---------- Data ----------

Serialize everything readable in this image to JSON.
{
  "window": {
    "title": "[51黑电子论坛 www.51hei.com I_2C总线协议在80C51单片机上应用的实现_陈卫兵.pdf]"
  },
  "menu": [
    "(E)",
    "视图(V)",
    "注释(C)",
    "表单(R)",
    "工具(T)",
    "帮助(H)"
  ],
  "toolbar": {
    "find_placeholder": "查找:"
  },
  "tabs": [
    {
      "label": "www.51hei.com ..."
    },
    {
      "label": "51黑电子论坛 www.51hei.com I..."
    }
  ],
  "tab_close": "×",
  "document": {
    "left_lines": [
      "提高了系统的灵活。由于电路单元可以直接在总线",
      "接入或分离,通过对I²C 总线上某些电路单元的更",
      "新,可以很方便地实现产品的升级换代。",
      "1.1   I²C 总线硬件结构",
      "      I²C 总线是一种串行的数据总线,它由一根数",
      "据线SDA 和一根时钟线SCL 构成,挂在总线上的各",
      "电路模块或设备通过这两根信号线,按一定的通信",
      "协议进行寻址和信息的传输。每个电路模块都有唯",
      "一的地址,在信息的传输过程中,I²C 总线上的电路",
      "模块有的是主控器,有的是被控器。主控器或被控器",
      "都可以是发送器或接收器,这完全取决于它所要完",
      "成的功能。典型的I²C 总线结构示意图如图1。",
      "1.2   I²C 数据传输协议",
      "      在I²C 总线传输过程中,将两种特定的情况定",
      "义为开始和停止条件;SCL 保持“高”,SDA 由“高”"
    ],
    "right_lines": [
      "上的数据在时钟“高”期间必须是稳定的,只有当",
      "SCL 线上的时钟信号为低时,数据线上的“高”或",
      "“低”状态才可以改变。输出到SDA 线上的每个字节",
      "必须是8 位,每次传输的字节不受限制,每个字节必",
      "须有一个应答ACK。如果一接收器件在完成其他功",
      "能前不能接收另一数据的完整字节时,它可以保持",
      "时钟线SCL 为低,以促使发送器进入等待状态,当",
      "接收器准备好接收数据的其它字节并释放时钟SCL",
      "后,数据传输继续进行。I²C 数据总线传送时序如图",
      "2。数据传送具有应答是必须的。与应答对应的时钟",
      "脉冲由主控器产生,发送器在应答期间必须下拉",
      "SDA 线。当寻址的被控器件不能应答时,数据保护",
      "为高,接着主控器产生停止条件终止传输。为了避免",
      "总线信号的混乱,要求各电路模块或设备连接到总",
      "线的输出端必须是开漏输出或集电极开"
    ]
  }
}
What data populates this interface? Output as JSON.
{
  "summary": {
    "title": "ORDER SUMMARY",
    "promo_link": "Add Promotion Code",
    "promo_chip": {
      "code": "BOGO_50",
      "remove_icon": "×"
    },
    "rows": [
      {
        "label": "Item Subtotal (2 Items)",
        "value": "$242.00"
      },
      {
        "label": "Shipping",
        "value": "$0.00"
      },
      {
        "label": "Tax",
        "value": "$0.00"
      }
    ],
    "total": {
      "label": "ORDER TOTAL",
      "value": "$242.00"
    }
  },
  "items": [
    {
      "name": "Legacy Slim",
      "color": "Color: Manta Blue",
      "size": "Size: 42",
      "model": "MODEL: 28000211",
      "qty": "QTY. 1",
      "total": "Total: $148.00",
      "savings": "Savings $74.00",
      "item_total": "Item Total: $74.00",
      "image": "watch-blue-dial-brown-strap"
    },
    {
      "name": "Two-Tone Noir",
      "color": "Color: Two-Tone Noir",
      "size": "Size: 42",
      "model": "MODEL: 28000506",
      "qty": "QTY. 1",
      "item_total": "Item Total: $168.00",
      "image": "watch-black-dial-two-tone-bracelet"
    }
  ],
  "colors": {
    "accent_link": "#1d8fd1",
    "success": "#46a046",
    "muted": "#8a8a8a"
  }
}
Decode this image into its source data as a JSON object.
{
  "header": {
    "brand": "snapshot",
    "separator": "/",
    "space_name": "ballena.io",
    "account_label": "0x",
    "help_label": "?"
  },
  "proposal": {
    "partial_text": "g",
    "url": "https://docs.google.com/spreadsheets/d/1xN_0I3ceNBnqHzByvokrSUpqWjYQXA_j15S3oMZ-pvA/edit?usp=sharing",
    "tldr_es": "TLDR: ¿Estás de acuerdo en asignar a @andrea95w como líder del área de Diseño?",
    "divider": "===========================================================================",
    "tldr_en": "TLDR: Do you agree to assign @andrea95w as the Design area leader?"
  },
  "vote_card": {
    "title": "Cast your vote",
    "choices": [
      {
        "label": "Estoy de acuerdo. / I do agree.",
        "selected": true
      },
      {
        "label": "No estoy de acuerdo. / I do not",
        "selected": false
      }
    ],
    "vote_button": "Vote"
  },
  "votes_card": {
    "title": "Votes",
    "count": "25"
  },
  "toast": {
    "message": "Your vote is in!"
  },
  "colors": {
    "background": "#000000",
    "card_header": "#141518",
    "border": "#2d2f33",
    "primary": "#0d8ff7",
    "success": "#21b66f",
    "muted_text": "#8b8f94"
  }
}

----------

- _Written instruction_: Print every record exactly as it was given.

- _Answer below_:
Serialize everything readable in this image to JSON.
{
  "window": {
    "title": "[51黑电子论坛 www.51hei.com I_2C总线协议在80C51单片机上应用的实现_陈卫兵.pdf]"
  },
  "menu": [
    "(E)",
    "视图(V)",
    "注释(C)",
    "表单(R)",
    "工具(T)",
    "帮助(H)"
  ],
  "toolbar": {
    "find_placeholder": "查找:"
  },
  "tabs": [
    {
      "label": "www.51hei.com ..."
    },
    {
      "label": "51黑电子论坛 www.51hei.com I..."
    }
  ],
  "tab_close": "×",
  "document": {
    "left_lines": [
      "提高了系统的灵活。由于电路单元可以直接在总线",
      "接入或分离,通过对I²C 总线上某些电路单元的更",
      "新,可以很方便地实现产品的升级换代。",
      "1.1   I²C 总线硬件结构",
      "      I²C 总线是一种串行的数据总线,它由一根数",
      "据线SDA 和一根时钟线SCL 构成,挂在总线上的各",
      "电路模块或设备通过这两根信号线,按一定的通信",
      "协议进行寻址和信息的传输。每个电路模块都有唯",
      "一的地址,在信息的传输过程中,I²C 总线上的电路",
      "模块有的是主控器,有的是被控器。主控器或被控器",
      "都可以是发送器或接收器,这完全取决于它所要完",
      "成的功能。典型的I²C 总线结构示意图如图1。",
      "1.2   I²C 数据传输协议",
      "      在I²C 总线传输过程中,将两种特定的情况定",
      "义为开始和停止条件;SCL 保持“高”,SDA 由“高”"
    ],
    "right_lines": [
      "上的数据在时钟“高”期间必须是稳定的,只有当",
      "SCL 线上的时钟信号为低时,数据线上的“高”或",
      "“低”状态才可以改变。输出到SDA 线上的每个字节",
      "必须是8 位,每次传输的字节不受限制,每个字节必",
      "须有一个应答ACK。如果一接收器件在完成其他功",
      "能前不能接收另一数据的完整字节时,它可以保持",
      "时钟线SCL 为低,以促使发送器进入等待状态,当",
      "接收器准备好接收数据的其它字节并释放时钟SCL",
      "后,数据传输继续进行。I²C 数据总线传送时序如图",
      "2。数据传送具有应答是必须的。与应答对应的时钟",
      "脉冲由主控器产生,发送器在应答期间必须下拉",
      "SDA 线。当寻址的被控器件不能应答时,数据保护",
      "为高,接着主控器产生停止条件终止传输。为了避免",
      "总线信号的混乱,要求各电路模块或设备连接到总",
      "线的输出端必须是开漏输出或集电极开"
    ]
  }
}
What data populates this interface? Output as JSON.
{
  "summary": {
    "title": "ORDER SUMMARY",
    "promo_link": "Add Promotion Code",
    "promo_chip": {
      "code": "BOGO_50",
      "remove_icon": "×"
    },
    "rows": [
      {
        "label": "Item Subtotal (2 Items)",
        "value": "$242.00"
      },
      {
        "label": "Shipping",
        "value": "$0.00"
      },
      {
        "label": "Tax",
        "value": "$0.00"
      }
    ],
    "total": {
      "label": "ORDER TOTAL",
      "value": "$242.00"
    }
  },
  "items": [
    {
      "name": "Legacy Slim",
      "color": "Color: Manta Blue",
      "size": "Size: 42",
      "model": "MODEL: 28000211",
      "qty": "QTY. 1",
      "total": "Total: $148.00",
      "savings": "Savings $74.00",
      "item_total": "Item Total: $74.00",
      "image": "watch-blue-dial-brown-strap"
    },
    {
      "name": "Two-Tone Noir",
      "color": "Color: Two-Tone Noir",
      "size": "Size: 42",
      "model": "MODEL: 28000506",
      "qty": "QTY. 1",
      "item_total": "Item Total: $168.00",
      "image": "watch-black-dial-two-tone-bracelet"
    }
  ],
  "colors": {
    "accent_link": "#1d8fd1",
    "success": "#46a046",
    "muted": "#8a8a8a"
  }
}
Decode this image into its source data as a JSON object.
{
  "header": {
    "brand": "snapshot",
    "separator": "/",
    "space_name": "ballena.io",
    "account_label": "0x",
    "help_label": "?"
  },
  "proposal": {
    "partial_text": "g",
    "url": "https://docs.google.com/spreadsheets/d/1xN_0I3ceNBnqHzByvokrSUpqWjYQXA_j15S3oMZ-pvA/edit?usp=sharing",
    "tldr_es": "TLDR: ¿Estás de acuerdo en asignar a @andrea95w como líder del área de Diseño?",
    "divider": "===========================================================================",
    "tldr_en": "TLDR: Do you agree to assign @andrea95w as the Design area leader?"
  },
  "vote_card": {
    "title": "Cast your vote",
    "choices": [
      {
        "label": "Estoy de acuerdo. / I do agree.",
        "selected": true
      },
      {
        "label": "No estoy de acuerdo. / I do not",
        "selected": false
      }
    ],
    "vote_button": "Vote"
  },
  "votes_card": {
    "title": "Votes",
    "count": "25"
  },
  "toast": {
    "message": "Your vote is in!"
  },
  "colors": {
    "background": "#000000",
    "card_header": "#141518",
    "border": "#2d2f33",
    "primary": "#0d8ff7",
    "success": "#21b66f",
    "muted_text": "#8b8f94"
  }
}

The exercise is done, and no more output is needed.